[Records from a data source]

•••

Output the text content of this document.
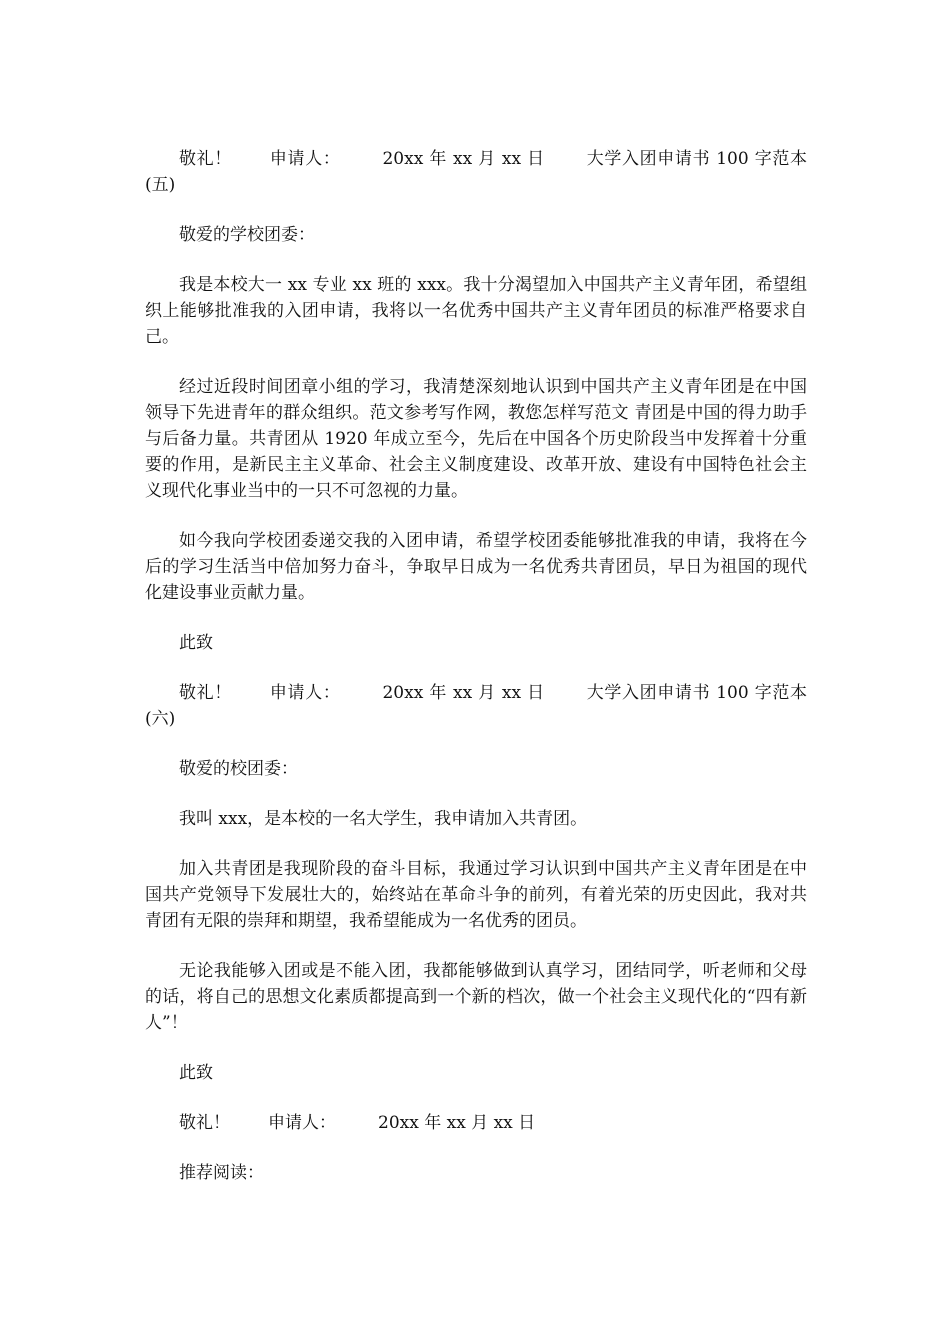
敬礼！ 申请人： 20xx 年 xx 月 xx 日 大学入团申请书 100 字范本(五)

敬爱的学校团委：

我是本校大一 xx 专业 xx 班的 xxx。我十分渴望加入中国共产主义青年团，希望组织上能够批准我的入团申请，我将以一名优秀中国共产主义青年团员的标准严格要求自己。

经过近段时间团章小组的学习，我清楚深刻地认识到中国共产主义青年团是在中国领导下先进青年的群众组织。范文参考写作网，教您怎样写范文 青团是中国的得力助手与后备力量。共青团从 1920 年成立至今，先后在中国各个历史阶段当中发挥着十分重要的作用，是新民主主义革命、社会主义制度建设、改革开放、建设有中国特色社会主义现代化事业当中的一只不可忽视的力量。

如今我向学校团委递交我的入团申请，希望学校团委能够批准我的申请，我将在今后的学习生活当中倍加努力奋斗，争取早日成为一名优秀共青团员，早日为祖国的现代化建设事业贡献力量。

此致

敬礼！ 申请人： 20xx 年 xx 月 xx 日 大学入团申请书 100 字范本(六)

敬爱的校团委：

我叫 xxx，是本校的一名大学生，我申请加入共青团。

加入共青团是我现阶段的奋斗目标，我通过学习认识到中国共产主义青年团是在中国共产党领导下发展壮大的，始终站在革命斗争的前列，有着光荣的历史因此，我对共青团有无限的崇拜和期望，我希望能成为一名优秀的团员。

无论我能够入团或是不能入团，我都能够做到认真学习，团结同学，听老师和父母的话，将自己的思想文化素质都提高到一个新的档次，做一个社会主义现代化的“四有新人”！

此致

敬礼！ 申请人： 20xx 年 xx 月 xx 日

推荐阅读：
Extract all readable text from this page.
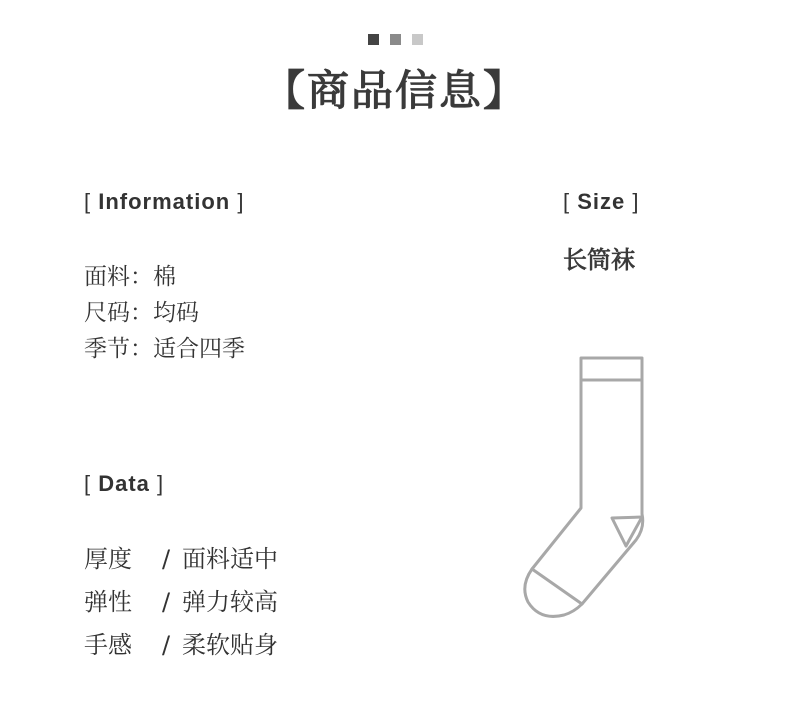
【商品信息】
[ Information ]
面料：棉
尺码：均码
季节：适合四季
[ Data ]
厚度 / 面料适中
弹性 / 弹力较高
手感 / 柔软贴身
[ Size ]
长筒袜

•••

◆ The problem
Pull out every line of the entries that includes the word "this".

◆ Written reply
Output the text content of this document.
Extract all readable text from this page.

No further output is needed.